• [WORK INSTRUCTIONS]
Take down each entry exactly as written.
═════ INPUT ROWS ═════
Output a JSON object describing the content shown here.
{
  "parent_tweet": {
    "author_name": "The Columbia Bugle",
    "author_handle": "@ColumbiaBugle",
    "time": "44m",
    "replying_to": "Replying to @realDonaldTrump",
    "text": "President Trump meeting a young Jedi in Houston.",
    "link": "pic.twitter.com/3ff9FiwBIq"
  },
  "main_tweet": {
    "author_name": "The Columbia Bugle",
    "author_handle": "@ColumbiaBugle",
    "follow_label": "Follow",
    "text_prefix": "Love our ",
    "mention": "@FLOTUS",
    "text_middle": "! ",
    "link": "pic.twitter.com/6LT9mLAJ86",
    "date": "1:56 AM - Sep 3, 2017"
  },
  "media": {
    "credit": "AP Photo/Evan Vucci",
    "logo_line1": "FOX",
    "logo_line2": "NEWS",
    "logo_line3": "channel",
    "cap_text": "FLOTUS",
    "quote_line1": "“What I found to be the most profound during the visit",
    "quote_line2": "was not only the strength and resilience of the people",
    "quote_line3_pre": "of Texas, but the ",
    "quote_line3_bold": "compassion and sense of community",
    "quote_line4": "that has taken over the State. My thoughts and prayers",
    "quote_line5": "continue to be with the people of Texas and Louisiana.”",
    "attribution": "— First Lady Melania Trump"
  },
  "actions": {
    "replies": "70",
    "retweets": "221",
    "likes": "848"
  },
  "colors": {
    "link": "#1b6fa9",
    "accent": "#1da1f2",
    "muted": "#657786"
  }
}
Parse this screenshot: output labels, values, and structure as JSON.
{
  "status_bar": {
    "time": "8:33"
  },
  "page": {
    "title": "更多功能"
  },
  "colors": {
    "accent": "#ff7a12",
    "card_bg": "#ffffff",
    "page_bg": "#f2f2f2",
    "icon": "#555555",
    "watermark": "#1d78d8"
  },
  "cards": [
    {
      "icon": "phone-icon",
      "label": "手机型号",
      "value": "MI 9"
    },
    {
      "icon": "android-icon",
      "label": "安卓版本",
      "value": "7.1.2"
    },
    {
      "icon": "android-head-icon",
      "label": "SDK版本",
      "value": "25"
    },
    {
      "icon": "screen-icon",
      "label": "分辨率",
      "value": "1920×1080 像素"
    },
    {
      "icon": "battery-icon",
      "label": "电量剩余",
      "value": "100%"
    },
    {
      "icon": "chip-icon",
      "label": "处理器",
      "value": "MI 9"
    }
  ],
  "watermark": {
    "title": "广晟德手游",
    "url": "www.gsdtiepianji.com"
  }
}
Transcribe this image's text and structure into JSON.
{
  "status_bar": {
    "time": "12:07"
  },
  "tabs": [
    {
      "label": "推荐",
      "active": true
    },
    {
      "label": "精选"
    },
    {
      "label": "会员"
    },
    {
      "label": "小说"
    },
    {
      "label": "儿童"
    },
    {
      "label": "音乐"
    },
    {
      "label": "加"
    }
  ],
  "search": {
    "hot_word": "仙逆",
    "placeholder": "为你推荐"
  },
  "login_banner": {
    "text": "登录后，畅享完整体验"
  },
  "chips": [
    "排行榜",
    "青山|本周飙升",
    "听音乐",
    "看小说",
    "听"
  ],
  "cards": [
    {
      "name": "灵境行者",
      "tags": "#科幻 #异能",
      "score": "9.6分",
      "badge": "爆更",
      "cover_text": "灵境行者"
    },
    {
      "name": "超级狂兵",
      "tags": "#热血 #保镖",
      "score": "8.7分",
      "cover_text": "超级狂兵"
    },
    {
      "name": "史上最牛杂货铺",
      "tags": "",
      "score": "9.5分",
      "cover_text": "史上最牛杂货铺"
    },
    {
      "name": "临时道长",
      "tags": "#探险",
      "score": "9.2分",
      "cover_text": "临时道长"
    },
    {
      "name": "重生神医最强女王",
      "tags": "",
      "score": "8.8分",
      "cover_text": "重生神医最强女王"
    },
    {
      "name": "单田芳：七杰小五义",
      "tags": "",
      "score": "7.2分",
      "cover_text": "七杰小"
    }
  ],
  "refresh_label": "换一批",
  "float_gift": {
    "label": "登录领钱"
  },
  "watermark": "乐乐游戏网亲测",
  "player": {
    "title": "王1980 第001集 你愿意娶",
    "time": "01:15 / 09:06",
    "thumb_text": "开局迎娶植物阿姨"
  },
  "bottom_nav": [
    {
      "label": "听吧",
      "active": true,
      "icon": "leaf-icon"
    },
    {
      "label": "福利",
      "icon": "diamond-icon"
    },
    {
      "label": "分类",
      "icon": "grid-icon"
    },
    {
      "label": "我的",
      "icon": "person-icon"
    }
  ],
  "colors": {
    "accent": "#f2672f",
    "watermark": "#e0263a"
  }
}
═════
• [TASK RESPONSE]
Output a JSON object describing the content shown here.
{
  "parent_tweet": {
    "author_name": "The Columbia Bugle",
    "author_handle": "@ColumbiaBugle",
    "time": "44m",
    "replying_to": "Replying to @realDonaldTrump",
    "text": "President Trump meeting a young Jedi in Houston.",
    "link": "pic.twitter.com/3ff9FiwBIq"
  },
  "main_tweet": {
    "author_name": "The Columbia Bugle",
    "author_handle": "@ColumbiaBugle",
    "follow_label": "Follow",
    "text_prefix": "Love our ",
    "mention": "@FLOTUS",
    "text_middle": "! ",
    "link": "pic.twitter.com/6LT9mLAJ86",
    "date": "1:56 AM - Sep 3, 2017"
  },
  "media": {
    "credit": "AP Photo/Evan Vucci",
    "logo_line1": "FOX",
    "logo_line2": "NEWS",
    "logo_line3": "channel",
    "cap_text": "FLOTUS",
    "quote_line1": "“What I found to be the most profound during the visit",
    "quote_line2": "was not only the strength and resilience of the people",
    "quote_line3_pre": "of Texas, but the ",
    "quote_line3_bold": "compassion and sense of community",
    "quote_line4": "that has taken over the State. My thoughts and prayers",
    "quote_line5": "continue to be with the people of Texas and Louisiana.”",
    "attribution": "— First Lady Melania Trump"
  },
  "actions": {
    "replies": "70",
    "retweets": "221",
    "likes": "848"
  },
  "colors": {
    "link": "#1b6fa9",
    "accent": "#1da1f2",
    "muted": "#657786"
  }
}
Parse this screenshot: output labels, values, and structure as JSON.
{
  "status_bar": {
    "time": "8:33"
  },
  "page": {
    "title": "更多功能"
  },
  "colors": {
    "accent": "#ff7a12",
    "card_bg": "#ffffff",
    "page_bg": "#f2f2f2",
    "icon": "#555555",
    "watermark": "#1d78d8"
  },
  "cards": [
    {
      "icon": "phone-icon",
      "label": "手机型号",
      "value": "MI 9"
    },
    {
      "icon": "android-icon",
      "label": "安卓版本",
      "value": "7.1.2"
    },
    {
      "icon": "android-head-icon",
      "label": "SDK版本",
      "value": "25"
    },
    {
      "icon": "screen-icon",
      "label": "分辨率",
      "value": "1920×1080 像素"
    },
    {
      "icon": "battery-icon",
      "label": "电量剩余",
      "value": "100%"
    },
    {
      "icon": "chip-icon",
      "label": "处理器",
      "value": "MI 9"
    }
  ],
  "watermark": {
    "title": "广晟德手游",
    "url": "www.gsdtiepianji.com"
  }
}
Transcribe this image's text and structure into JSON.
{
  "status_bar": {
    "time": "12:07"
  },
  "tabs": [
    {
      "label": "推荐",
      "active": true
    },
    {
      "label": "精选"
    },
    {
      "label": "会员"
    },
    {
      "label": "小说"
    },
    {
      "label": "儿童"
    },
    {
      "label": "音乐"
    },
    {
      "label": "加"
    }
  ],
  "search": {
    "hot_word": "仙逆",
    "placeholder": "为你推荐"
  },
  "login_banner": {
    "text": "登录后，畅享完整体验"
  },
  "chips": [
    "排行榜",
    "青山|本周飙升",
    "听音乐",
    "看小说",
    "听"
  ],
  "cards": [
    {
      "name": "灵境行者",
      "tags": "#科幻 #异能",
      "score": "9.6分",
      "badge": "爆更",
      "cover_text": "灵境行者"
    },
    {
      "name": "超级狂兵",
      "tags": "#热血 #保镖",
      "score": "8.7分",
      "cover_text": "超级狂兵"
    },
    {
      "name": "史上最牛杂货铺",
      "tags": "",
      "score": "9.5分",
      "cover_text": "史上最牛杂货铺"
    },
    {
      "name": "临时道长",
      "tags": "#探险",
      "score": "9.2分",
      "cover_text": "临时道长"
    },
    {
      "name": "重生神医最强女王",
      "tags": "",
      "score": "8.8分",
      "cover_text": "重生神医最强女王"
    },
    {
      "name": "单田芳：七杰小五义",
      "tags": "",
      "score": "7.2分",
      "cover_text": "七杰小"
    }
  ],
  "refresh_label": "换一批",
  "float_gift": {
    "label": "登录领钱"
  },
  "watermark": "乐乐游戏网亲测",
  "player": {
    "title": "王1980 第001集 你愿意娶",
    "time": "01:15 / 09:06",
    "thumb_text": "开局迎娶植物阿姨"
  },
  "bottom_nav": [
    {
      "label": "听吧",
      "active": true,
      "icon": "leaf-icon"
    },
    {
      "label": "福利",
      "icon": "diamond-icon"
    },
    {
      "label": "分类",
      "icon": "grid-icon"
    },
    {
      "label": "我的",
      "icon": "person-icon"
    }
  ],
  "colors": {
    "accent": "#f2672f",
    "watermark": "#e0263a"
  }
}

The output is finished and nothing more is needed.